* **Objectives**:
- 1) Answer these questions using the passage about the get_articles_summaries function:
(a) How many arguments does the function take?
(b) Which generator method is used to loop through the files in the directory?
(c) In what mode is each file opened before its story is read?
- 2) Summarize the passage about the get_articles_summaries function in two sentences.

#### Document ####

I am creating a function `get_articles_summaries` which will process each of the stories present in the directory of cnn and dailymail and return the articles, summaries in the form of list.

This function will take 2 arguements. One will be the `stories_dir` which is a Posix format string from `pathlib` library and another arguement is of `max_stories` which is the maximum number of stories that we will extract from those directories.

The process is simple. We will follow this steps -
1. Create 2 empty lists of `articles` and `summaries`.
2. Loop through all the files present in the directory `stories_dir` using `.glob` generator method.
3. Make a `count` variable which will count the number of processed strories and when it hits `max_stories`, break from the loop.
4. Inside the loop, you will open the file in `r` reading format, then just use `.read()` method to read the story.
5. Everytime after reading the story, split the article and summary part from it and then append them inside the `articles` and `summaries` list.

#### Information shown ####

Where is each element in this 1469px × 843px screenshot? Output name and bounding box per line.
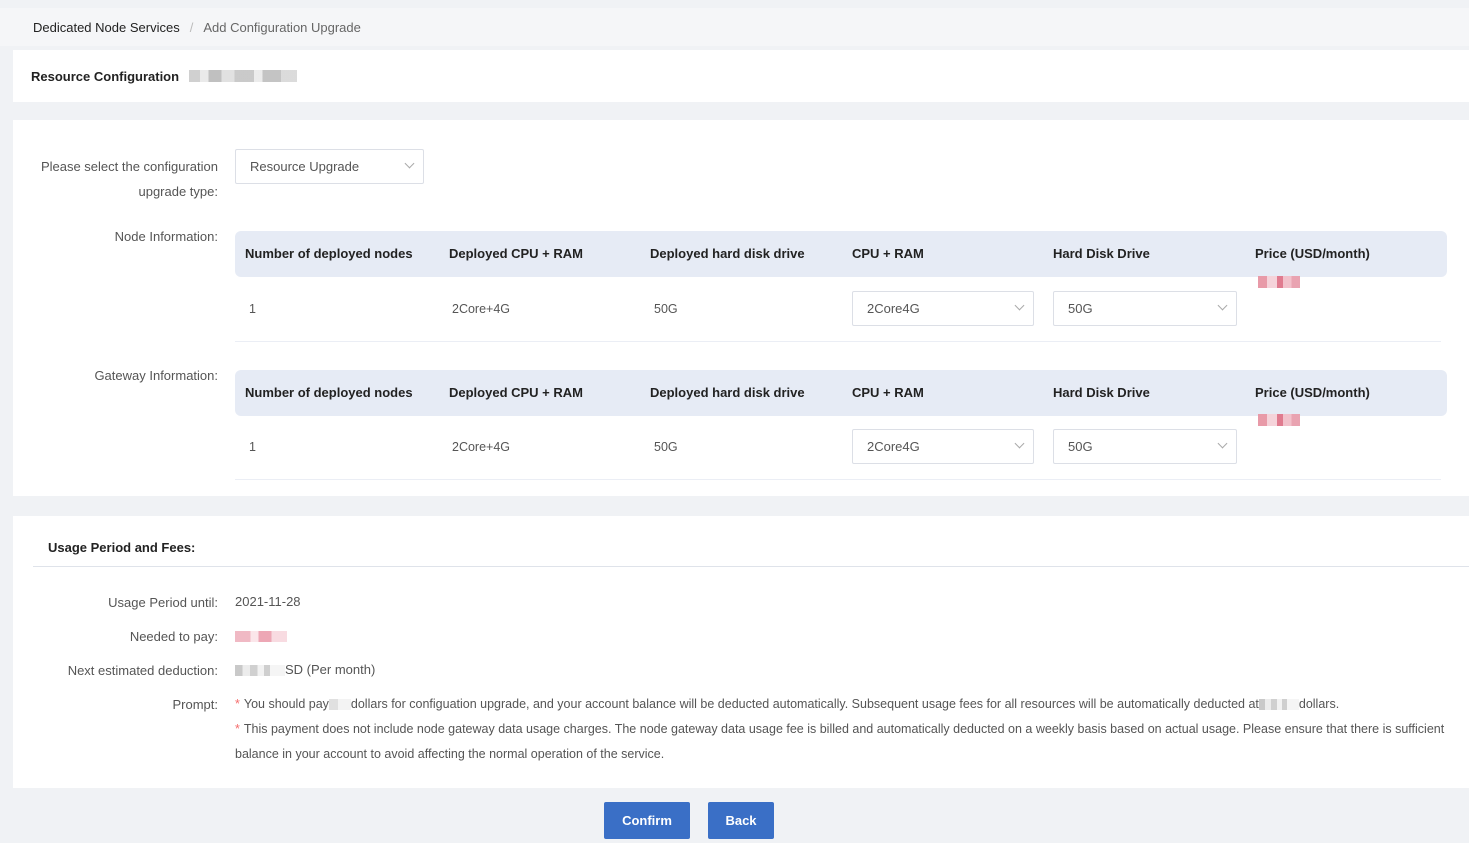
prompt-line-2: * This payment does not include node gate… (235, 717, 1450, 742)
header-deployed-cpu-ram: Deployed CPU + RAM (449, 246, 583, 261)
prompt2-line1: This payment does not include node gatew… (243, 722, 1445, 736)
chevron-down-icon (1014, 438, 1025, 449)
header-deployed-disk: Deployed hard disk drive (650, 246, 805, 261)
gateway-price-redacted (1258, 414, 1300, 426)
header-deployed-nodes: Number of deployed nodes (245, 246, 413, 261)
header-deployed-cpu-ram: Deployed CPU + RAM (449, 385, 583, 400)
fees-card (13, 516, 1469, 788)
upgrade-type-value: Resource Upgrade (250, 159, 360, 174)
node-disk-value: 50G (1068, 301, 1093, 316)
next-deduction-suffix: SD (Per month) (285, 662, 376, 677)
redacted-amount (328, 699, 351, 711)
breadcrumb-separator: / (189, 19, 194, 35)
header-deployed-disk: Deployed hard disk drive (650, 385, 805, 400)
next-amount-redacted (235, 665, 285, 677)
resource-configuration-header: Resource Configuration (13, 50, 1469, 102)
page-title: Resource Configuration (31, 68, 180, 84)
prompt1-part-a: You should pay (243, 697, 329, 711)
back-button[interactable]: Back (708, 802, 774, 839)
gateway-deployed-disk: 50G (654, 440, 678, 454)
gateway-cpu-ram-select[interactable]: 2Core4G (852, 429, 1034, 464)
node-count: 1 (249, 302, 256, 316)
breadcrumb-current: Add Configuration Upgrade (203, 19, 361, 35)
header-hard-disk: Hard Disk Drive (1053, 246, 1150, 261)
needed-to-pay-label: Needed to pay: (129, 629, 218, 644)
gateway-table-row: 1 2Core+4G 50G (235, 414, 1441, 480)
upgrade-type-label: Please select the configuration upgrade … (20, 154, 218, 204)
node-information-label: Node Information: (114, 229, 218, 244)
chevron-down-icon (1217, 438, 1228, 449)
chevron-down-icon (1014, 300, 1025, 311)
prompt-line-3: balance in your account to avoid affecti… (235, 742, 664, 767)
gateway-count: 1 (249, 440, 256, 454)
upgrade-type-select[interactable]: Resource Upgrade (235, 149, 424, 184)
node-cpu-ram-value: 2Core4G (867, 301, 920, 316)
gateway-disk-value: 50G (1068, 439, 1093, 454)
needed-to-pay-value (235, 626, 287, 646)
usage-period-label: Usage Period until: (108, 595, 218, 610)
header-cpu-ram: CPU + RAM (852, 385, 924, 400)
upgrade-type-label-line2: upgrade type: (138, 184, 218, 199)
node-table-header: Number of deployed nodes Deployed CPU + … (235, 231, 1447, 277)
fees-section-title: Usage Period and Fees: (48, 540, 196, 555)
prompt-label: Prompt: (172, 697, 218, 712)
next-deduction-value: SD (Per month) (235, 660, 375, 680)
header-price: Price (USD/month) (1255, 385, 1370, 400)
header-price: Price (USD/month) (1255, 246, 1370, 261)
node-disk-select[interactable]: 50G (1053, 291, 1237, 326)
header-hard-disk: Hard Disk Drive (1053, 385, 1150, 400)
breadcrumb-dedicated-node-services[interactable]: Dedicated Node Services (33, 20, 180, 35)
node-deployed-cpu-ram: 2Core+4G (452, 302, 511, 316)
prompt-line-1: * You should pay dollars for configuation … (235, 692, 1339, 717)
gateway-cpu-ram-value: 2Core4G (867, 439, 920, 454)
confirm-button[interactable]: Confirm (604, 802, 690, 839)
gateway-table-header: Number of deployed nodes Deployed CPU + … (235, 370, 1447, 416)
node-price-redacted (1258, 276, 1300, 288)
chevron-down-icon (1217, 300, 1228, 311)
node-table-row: 1 2Core+4G 50G (235, 276, 1441, 342)
upgrade-type-label-line1: Please select the configuration (40, 159, 218, 174)
next-deduction-label: Next estimated deduction: (67, 663, 218, 678)
header-cpu-ram: CPU + RAM (852, 246, 924, 261)
prompt1-part-b: dollars for configuation upgrade, and yo… (350, 697, 1259, 711)
header-deployed-nodes: Number of deployed nodes (245, 385, 413, 400)
redacted-amount (1258, 699, 1299, 711)
chevron-down-icon (404, 158, 415, 169)
gateway-disk-select[interactable]: 50G (1053, 429, 1237, 464)
required-asterisk: * (235, 697, 240, 711)
usage-period-value: 2021-11-28 (235, 594, 301, 609)
needed-amount-redacted (235, 631, 287, 643)
node-cpu-ram-select[interactable]: 2Core4G (852, 291, 1034, 326)
breadcrumb: Dedicated Node Services / Add Configurat… (0, 8, 1469, 46)
redacted-instance-name (189, 70, 298, 82)
prompt1-part-c: dollars. (1298, 697, 1340, 711)
gateway-deployed-cpu-ram: 2Core+4G (452, 440, 511, 454)
section-divider (33, 566, 1469, 567)
gateway-information-label: Gateway Information: (94, 368, 218, 383)
prompt2-line2: balance in your account to avoid affecti… (235, 747, 665, 761)
node-deployed-disk: 50G (654, 302, 678, 316)
required-asterisk: * (235, 722, 240, 736)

####

* **Per-task answers**:
- 1)
(a) Two.
(b) The `.glob` method.
(c) In `r` reading format.

- 2) The function get_articles_summaries processes the stories in the cnn and dailymail directories and returns the articles and summaries as lists, taking a stories directory and a maximum number of stories as its two arguments. It loops through the files with `.glob`, stops once a count reaches the maximum, reads each story, and splits it into an article and a summary that are appended to their respective lists.